» GOAL:
Give the number of lines that hold the string "version". Nothing else is needed.

▼

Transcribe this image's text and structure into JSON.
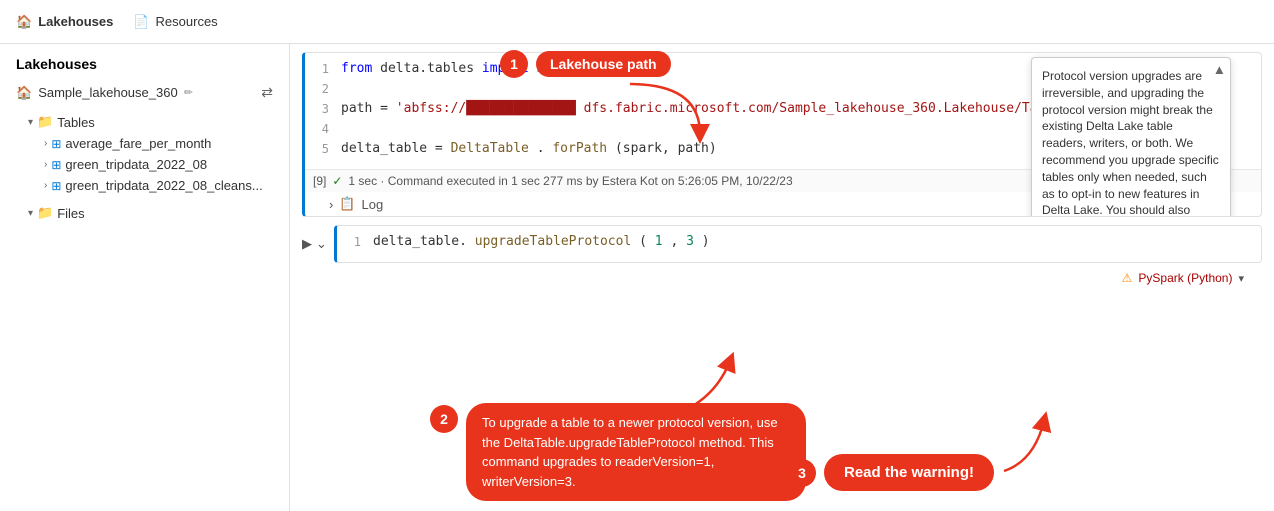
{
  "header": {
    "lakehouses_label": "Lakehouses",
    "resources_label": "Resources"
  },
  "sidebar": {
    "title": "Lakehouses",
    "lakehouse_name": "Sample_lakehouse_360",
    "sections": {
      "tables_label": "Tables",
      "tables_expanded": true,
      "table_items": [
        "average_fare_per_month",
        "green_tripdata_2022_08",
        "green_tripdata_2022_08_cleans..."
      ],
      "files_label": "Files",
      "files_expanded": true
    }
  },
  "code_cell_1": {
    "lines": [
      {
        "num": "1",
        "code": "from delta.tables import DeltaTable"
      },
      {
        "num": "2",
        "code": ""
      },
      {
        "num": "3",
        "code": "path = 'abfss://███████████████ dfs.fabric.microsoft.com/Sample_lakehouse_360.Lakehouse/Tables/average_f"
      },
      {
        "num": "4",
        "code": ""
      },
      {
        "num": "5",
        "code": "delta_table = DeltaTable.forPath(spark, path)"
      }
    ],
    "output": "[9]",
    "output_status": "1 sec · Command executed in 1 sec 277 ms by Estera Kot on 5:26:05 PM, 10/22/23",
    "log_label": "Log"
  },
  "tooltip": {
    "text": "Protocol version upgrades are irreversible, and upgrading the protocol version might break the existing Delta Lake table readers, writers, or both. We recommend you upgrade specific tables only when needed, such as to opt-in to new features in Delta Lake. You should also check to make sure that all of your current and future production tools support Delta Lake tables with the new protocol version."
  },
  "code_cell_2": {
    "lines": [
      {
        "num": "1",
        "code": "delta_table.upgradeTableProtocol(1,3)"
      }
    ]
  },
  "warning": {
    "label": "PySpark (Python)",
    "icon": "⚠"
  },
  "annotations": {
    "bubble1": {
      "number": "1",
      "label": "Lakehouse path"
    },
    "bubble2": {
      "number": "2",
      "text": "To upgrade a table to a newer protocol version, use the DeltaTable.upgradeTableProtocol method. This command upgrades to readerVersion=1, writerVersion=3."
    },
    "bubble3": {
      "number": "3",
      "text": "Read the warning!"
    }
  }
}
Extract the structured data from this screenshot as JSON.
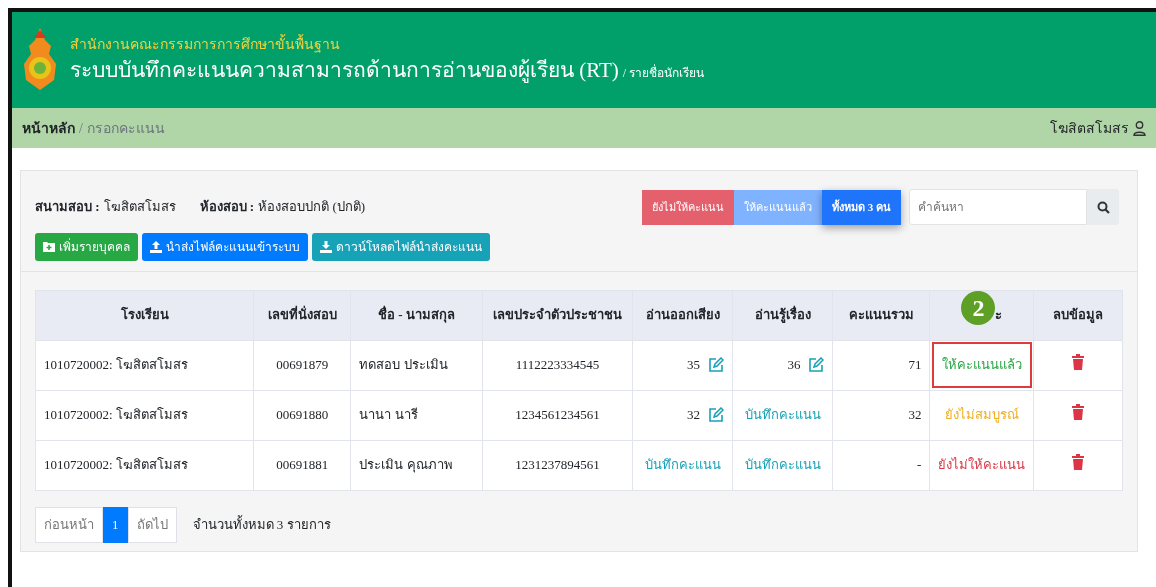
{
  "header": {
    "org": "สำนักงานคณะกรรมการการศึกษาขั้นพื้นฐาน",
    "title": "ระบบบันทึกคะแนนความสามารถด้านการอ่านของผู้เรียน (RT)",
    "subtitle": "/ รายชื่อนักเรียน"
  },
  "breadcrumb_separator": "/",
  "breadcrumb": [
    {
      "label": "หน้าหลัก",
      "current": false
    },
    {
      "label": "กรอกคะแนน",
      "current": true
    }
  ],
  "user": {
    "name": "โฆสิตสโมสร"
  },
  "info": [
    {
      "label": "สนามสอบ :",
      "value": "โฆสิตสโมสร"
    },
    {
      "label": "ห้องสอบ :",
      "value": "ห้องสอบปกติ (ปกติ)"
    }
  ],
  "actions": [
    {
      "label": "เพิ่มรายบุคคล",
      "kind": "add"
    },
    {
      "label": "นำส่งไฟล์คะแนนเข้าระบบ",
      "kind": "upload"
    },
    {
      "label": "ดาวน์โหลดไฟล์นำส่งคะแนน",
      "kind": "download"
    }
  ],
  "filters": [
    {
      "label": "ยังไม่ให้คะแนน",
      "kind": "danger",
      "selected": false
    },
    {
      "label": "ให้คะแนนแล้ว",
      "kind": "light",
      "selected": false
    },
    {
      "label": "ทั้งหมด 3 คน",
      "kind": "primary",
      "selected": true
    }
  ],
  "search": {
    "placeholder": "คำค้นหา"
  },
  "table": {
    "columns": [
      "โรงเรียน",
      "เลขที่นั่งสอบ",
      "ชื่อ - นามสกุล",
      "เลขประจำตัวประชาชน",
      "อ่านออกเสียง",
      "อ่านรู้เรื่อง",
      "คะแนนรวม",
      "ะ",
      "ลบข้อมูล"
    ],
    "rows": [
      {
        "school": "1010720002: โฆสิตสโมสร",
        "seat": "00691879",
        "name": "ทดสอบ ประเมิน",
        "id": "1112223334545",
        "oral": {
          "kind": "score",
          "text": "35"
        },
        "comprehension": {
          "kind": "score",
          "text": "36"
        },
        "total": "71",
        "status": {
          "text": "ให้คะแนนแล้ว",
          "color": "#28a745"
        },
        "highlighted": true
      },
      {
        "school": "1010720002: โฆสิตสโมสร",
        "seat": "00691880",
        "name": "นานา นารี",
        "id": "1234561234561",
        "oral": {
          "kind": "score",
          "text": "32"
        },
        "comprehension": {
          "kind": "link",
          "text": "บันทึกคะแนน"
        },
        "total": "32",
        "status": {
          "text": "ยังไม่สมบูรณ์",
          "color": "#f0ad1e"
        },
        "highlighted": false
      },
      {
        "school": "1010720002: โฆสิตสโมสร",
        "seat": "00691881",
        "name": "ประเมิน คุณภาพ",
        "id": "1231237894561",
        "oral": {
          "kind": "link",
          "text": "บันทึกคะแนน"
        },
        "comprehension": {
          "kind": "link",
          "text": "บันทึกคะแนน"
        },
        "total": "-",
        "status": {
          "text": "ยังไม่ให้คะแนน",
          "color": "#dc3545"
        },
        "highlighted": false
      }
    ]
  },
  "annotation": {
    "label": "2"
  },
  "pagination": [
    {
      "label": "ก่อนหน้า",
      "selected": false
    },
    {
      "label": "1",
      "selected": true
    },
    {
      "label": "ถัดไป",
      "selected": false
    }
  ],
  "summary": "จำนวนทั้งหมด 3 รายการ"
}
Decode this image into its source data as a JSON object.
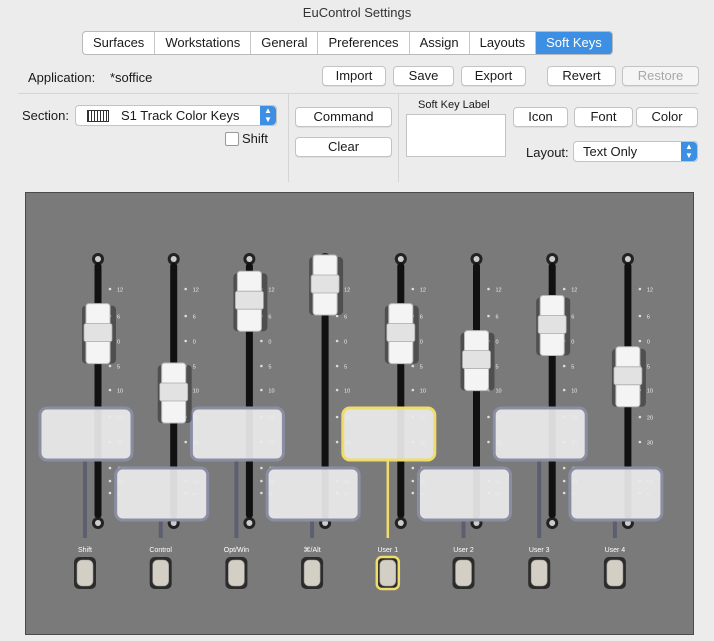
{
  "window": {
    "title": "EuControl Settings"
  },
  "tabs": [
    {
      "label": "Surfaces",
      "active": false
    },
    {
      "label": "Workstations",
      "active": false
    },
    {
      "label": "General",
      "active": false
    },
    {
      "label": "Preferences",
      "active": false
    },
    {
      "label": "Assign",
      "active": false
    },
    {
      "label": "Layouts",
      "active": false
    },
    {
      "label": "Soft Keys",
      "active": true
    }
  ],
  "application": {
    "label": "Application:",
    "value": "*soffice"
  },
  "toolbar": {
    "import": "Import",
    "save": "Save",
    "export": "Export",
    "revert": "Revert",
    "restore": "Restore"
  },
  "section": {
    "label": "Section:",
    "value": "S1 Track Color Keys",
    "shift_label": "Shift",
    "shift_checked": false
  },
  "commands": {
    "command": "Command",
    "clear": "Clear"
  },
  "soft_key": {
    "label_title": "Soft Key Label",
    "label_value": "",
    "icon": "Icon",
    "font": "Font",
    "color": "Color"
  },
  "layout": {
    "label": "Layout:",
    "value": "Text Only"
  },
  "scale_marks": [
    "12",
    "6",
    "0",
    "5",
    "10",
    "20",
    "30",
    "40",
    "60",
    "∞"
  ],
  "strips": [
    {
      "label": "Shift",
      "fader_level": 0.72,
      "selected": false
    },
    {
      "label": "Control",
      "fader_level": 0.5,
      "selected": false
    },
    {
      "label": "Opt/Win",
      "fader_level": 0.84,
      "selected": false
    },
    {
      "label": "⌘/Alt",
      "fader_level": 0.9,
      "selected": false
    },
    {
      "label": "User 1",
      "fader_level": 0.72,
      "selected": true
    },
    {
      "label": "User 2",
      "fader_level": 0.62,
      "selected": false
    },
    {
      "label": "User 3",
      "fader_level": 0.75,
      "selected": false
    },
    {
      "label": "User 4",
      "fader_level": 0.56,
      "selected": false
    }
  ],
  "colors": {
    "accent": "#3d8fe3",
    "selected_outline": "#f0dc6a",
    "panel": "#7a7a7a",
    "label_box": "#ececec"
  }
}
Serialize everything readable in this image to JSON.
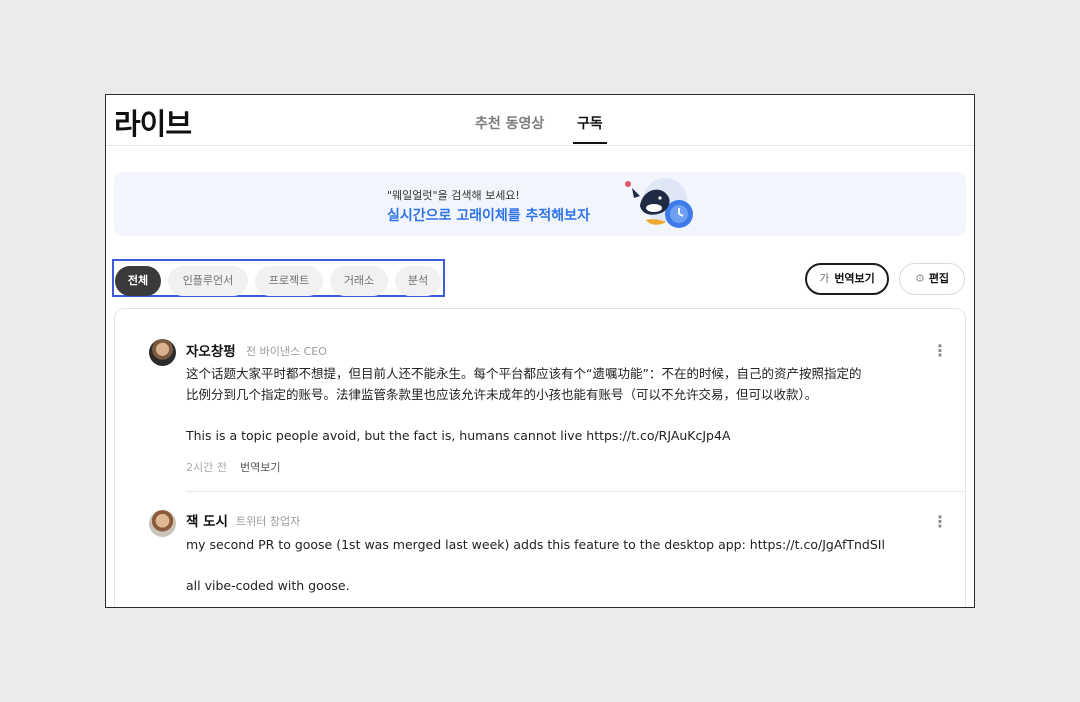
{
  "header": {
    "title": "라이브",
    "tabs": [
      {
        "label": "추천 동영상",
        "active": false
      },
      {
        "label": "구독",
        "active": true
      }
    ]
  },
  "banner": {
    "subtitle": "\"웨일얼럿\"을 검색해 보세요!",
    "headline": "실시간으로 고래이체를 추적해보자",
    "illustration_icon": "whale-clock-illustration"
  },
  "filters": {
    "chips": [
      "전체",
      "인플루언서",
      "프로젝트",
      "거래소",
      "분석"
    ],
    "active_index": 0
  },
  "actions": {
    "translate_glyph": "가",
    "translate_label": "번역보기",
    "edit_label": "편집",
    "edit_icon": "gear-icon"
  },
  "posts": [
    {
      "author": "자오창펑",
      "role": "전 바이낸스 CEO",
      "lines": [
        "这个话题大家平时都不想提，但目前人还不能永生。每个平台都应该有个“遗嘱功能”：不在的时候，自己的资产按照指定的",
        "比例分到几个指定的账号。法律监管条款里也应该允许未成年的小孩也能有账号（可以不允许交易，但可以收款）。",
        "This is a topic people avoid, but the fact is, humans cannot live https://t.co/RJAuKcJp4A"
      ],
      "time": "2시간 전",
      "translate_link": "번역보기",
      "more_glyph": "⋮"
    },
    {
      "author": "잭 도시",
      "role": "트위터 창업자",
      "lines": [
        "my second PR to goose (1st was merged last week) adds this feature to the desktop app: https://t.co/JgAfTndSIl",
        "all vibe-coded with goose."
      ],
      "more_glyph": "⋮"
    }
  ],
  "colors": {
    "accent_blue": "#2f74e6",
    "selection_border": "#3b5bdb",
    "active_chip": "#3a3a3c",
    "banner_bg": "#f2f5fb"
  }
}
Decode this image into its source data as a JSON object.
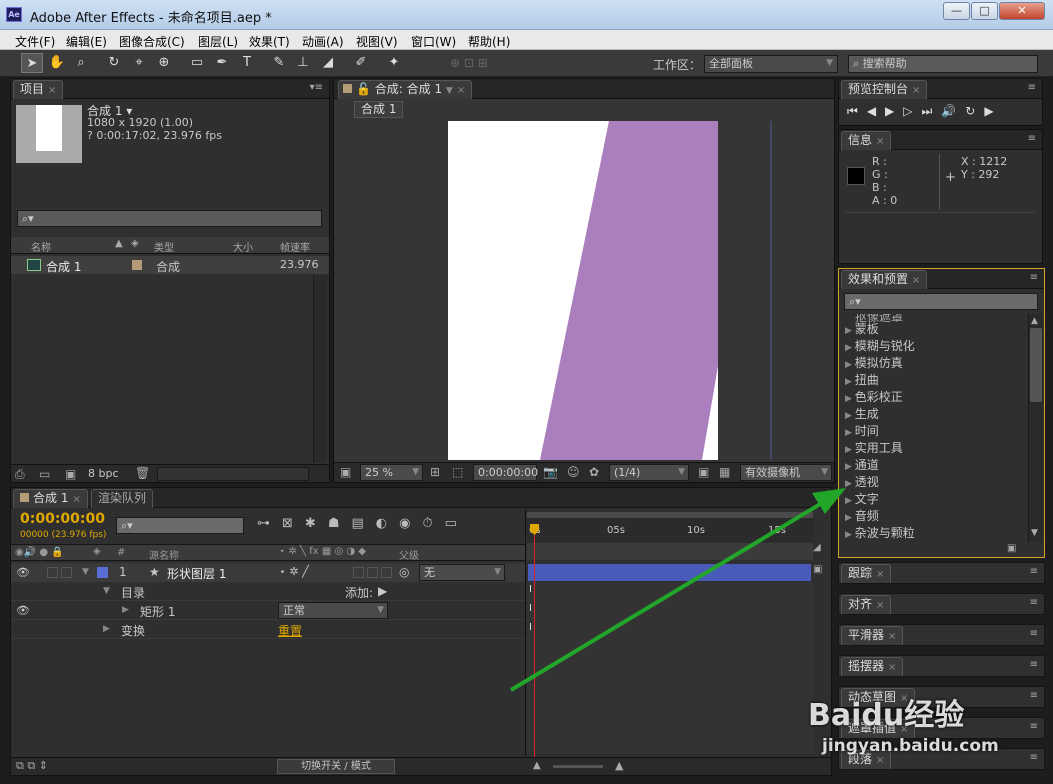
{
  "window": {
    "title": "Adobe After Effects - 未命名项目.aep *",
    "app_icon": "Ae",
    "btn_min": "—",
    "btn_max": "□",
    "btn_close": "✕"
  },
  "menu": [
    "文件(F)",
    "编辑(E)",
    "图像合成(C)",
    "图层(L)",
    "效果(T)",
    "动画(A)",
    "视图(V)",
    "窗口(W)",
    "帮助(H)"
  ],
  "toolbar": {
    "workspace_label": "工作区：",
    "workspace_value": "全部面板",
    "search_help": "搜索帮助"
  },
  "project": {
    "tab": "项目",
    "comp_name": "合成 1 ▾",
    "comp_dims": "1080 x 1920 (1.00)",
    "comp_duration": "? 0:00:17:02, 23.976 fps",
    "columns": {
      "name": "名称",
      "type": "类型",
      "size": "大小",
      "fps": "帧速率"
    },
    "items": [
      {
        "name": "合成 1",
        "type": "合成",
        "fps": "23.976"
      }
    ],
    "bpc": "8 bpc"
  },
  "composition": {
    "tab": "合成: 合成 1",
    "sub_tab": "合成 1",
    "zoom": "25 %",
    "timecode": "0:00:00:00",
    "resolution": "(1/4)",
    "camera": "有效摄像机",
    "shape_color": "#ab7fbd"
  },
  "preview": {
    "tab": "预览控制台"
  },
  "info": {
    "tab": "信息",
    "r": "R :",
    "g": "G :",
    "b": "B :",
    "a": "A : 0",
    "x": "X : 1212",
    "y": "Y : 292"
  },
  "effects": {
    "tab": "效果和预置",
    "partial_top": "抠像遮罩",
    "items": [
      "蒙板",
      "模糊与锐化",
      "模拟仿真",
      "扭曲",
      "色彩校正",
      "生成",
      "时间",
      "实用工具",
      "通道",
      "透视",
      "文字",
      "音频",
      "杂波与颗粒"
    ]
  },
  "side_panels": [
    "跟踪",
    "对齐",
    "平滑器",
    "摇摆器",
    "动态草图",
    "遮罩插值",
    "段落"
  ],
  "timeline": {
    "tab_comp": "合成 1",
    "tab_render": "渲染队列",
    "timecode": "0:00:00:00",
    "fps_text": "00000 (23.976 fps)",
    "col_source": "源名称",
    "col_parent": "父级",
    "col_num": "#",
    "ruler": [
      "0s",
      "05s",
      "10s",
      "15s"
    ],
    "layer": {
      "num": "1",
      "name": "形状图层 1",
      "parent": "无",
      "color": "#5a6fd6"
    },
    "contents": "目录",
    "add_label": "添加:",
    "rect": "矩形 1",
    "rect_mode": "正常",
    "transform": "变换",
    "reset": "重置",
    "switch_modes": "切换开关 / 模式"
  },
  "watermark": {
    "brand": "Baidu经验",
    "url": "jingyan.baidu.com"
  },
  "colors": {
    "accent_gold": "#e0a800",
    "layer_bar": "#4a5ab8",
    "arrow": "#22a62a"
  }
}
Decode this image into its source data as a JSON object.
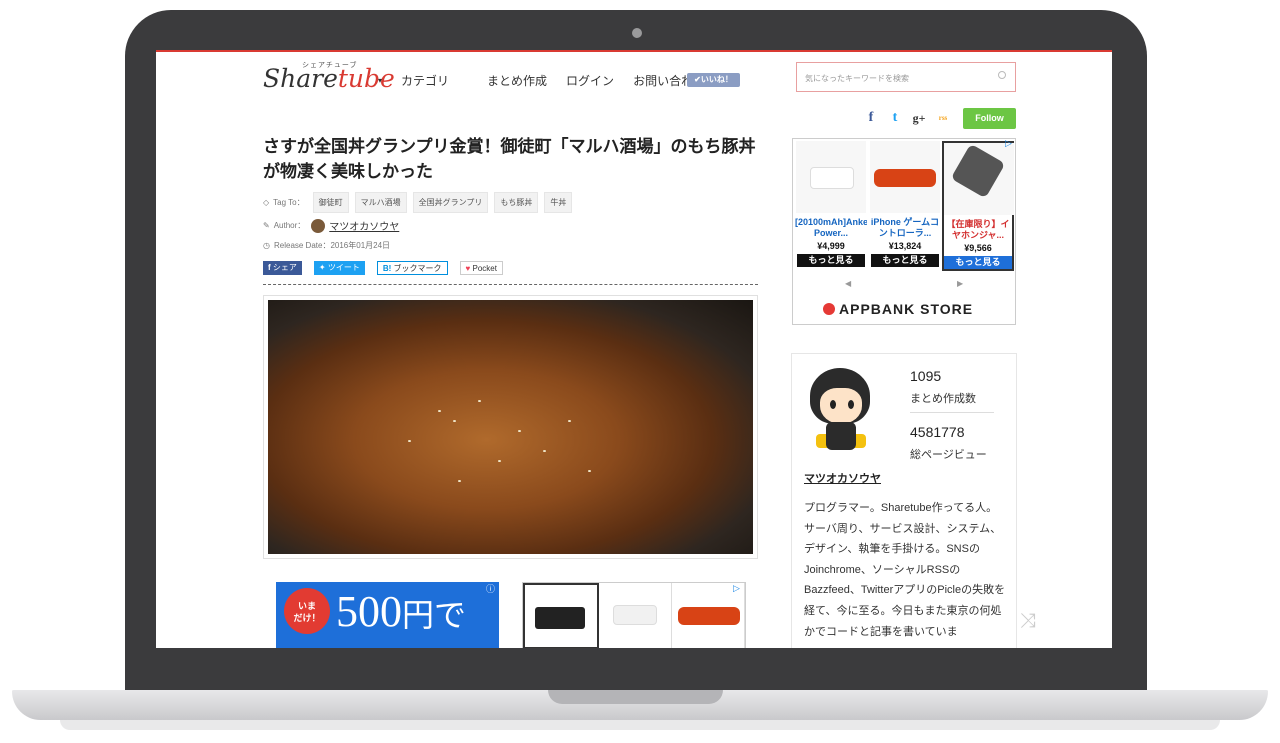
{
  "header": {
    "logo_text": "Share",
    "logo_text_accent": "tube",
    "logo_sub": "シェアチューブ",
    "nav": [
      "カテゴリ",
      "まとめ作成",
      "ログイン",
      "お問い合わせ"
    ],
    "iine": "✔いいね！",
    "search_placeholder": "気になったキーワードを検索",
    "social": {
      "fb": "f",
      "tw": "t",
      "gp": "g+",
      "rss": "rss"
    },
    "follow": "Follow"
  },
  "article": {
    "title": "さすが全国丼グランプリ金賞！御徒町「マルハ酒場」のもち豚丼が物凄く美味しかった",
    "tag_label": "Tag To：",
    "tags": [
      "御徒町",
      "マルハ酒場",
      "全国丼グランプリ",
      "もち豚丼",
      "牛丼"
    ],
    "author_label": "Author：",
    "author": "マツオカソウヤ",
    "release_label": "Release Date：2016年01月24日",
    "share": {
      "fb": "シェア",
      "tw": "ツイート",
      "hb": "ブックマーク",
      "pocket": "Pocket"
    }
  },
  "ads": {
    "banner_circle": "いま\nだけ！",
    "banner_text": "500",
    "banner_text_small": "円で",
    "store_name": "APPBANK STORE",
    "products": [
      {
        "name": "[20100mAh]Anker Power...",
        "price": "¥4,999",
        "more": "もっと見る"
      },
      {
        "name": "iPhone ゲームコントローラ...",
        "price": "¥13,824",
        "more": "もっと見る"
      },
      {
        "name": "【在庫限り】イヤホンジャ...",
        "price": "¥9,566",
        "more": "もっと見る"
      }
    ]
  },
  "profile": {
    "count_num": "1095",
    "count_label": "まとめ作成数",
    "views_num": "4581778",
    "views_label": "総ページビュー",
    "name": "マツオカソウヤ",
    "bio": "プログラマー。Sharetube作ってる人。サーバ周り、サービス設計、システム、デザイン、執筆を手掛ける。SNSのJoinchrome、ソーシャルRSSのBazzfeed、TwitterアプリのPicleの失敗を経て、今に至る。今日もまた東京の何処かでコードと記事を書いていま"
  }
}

▲

» COMPLETE RESPONSE:
2